Present the following entries again, word for word and in full.
-- Input rows start --
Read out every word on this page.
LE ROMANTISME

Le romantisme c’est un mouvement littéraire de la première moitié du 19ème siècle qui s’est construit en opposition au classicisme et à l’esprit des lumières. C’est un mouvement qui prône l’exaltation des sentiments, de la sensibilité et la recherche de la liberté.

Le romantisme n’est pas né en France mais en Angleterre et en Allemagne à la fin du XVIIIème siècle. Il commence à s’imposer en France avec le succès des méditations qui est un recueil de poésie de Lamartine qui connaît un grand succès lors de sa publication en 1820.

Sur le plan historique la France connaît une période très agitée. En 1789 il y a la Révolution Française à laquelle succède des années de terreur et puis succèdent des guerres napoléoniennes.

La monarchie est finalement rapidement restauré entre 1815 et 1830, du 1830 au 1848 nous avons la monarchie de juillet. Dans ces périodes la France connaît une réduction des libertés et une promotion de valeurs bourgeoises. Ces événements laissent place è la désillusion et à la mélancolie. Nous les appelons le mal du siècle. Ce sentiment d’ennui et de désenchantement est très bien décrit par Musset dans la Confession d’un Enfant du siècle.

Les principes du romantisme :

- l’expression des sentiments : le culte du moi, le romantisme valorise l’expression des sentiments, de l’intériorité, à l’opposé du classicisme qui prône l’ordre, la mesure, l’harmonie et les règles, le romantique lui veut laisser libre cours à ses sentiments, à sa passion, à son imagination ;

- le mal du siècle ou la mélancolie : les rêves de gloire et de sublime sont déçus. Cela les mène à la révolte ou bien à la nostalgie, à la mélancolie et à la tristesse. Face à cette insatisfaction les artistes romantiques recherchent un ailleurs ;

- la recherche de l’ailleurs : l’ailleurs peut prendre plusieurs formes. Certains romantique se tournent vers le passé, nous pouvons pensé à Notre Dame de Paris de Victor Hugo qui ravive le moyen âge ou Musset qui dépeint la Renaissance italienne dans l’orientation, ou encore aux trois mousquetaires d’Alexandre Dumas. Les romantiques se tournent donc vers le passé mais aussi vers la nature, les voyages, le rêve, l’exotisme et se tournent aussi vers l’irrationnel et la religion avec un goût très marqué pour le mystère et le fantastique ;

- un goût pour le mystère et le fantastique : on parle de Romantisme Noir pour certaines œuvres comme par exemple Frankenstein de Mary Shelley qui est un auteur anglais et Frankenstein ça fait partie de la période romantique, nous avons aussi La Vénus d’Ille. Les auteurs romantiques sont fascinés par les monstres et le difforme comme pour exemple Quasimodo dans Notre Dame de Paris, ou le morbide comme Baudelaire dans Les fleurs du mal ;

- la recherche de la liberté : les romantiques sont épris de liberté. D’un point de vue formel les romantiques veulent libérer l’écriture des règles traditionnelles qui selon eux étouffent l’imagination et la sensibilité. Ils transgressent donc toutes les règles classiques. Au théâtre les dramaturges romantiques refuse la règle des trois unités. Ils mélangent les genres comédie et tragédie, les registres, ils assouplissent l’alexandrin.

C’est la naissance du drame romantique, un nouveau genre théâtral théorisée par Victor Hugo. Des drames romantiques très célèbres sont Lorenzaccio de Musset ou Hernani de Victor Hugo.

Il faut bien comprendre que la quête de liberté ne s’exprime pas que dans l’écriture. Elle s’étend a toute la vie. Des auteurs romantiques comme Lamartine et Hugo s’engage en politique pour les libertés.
-- Input rows end --
» **The completed task**
Read out every word on this page.
LE ROMANTISME

Le romantisme c’est un mouvement littéraire de la première moitié du 19ème siècle qui s’est construit en opposition au classicisme et à l’esprit des lumières. C’est un mouvement qui prône l’exaltation des sentiments, de la sensibilité et la recherche de la liberté.

Le romantisme n’est pas né en France mais en Angleterre et en Allemagne à la fin du XVIIIème siècle. Il commence à s’imposer en France avec le succès des méditations qui est un recueil de poésie de Lamartine qui connaît un grand succès lors de sa publication en 1820.

Sur le plan historique la France connaît une période très agitée. En 1789 il y a la Révolution Française à laquelle succède des années de terreur et puis succèdent des guerres napoléoniennes.

La monarchie est finalement rapidement restauré entre 1815 et 1830, du 1830 au 1848 nous avons la monarchie de juillet. Dans ces périodes la France connaît une réduction des libertés et une promotion de valeurs bourgeoises. Ces événements laissent place è la désillusion et à la mélancolie. Nous les appelons le mal du siècle. Ce sentiment d’ennui et de désenchantement est très bien décrit par Musset dans la Confession d’un Enfant du siècle.

Les principes du romantisme :

- l’expression des sentiments : le culte du moi, le romantisme valorise l’expression des sentiments, de l’intériorité, à l’opposé du classicisme qui prône l’ordre, la mesure, l’harmonie et les règles, le romantique lui veut laisser libre cours à ses sentiments, à sa passion, à son imagination ;

- le mal du siècle ou la mélancolie : les rêves de gloire et de sublime sont déçus. Cela les mène à la révolte ou bien à la nostalgie, à la mélancolie et à la tristesse. Face à cette insatisfaction les artistes romantiques recherchent un ailleurs ;

- la recherche de l’ailleurs : l’ailleurs peut prendre plusieurs formes. Certains romantique se tournent vers le passé, nous pouvons pensé à Notre Dame de Paris de Victor Hugo qui ravive le moyen âge ou Musset qui dépeint la Renaissance italienne dans l’orientation, ou encore aux trois mousquetaires d’Alexandre Dumas. Les romantiques se tournent donc vers le passé mais aussi vers la nature, les voyages, le rêve, l’exotisme et se tournent aussi vers l’irrationnel et la religion avec un goût très marqué pour le mystère et le fantastique ;

- un goût pour le mystère et le fantastique : on parle de Romantisme Noir pour certaines œuvres comme par exemple Frankenstein de Mary Shelley qui est un auteur anglais et Frankenstein ça fait partie de la période romantique, nous avons aussi La Vénus d’Ille. Les auteurs romantiques sont fascinés par les monstres et le difforme comme pour exemple Quasimodo dans Notre Dame de Paris, ou le morbide comme Baudelaire dans Les fleurs du mal ;

- la recherche de la liberté : les romantiques sont épris de liberté. D’un point de vue formel les romantiques veulent libérer l’écriture des règles traditionnelles qui selon eux étouffent l’imagination et la sensibilité. Ils transgressent donc toutes les règles classiques. Au théâtre les dramaturges romantiques refuse la règle des trois unités. Ils mélangent les genres comédie et tragédie, les registres, ils assouplissent l’alexandrin.

C’est la naissance du drame romantique, un nouveau genre théâtral théorisée par Victor Hugo. Des drames romantiques très célèbres sont Lorenzaccio de Musset ou Hernani de Victor Hugo.

Il faut bien comprendre que la quête de liberté ne s’exprime pas que dans l’écriture. Elle s’étend a toute la vie. Des auteurs romantiques comme Lamartine et Hugo s’engage en politique pour les libertés.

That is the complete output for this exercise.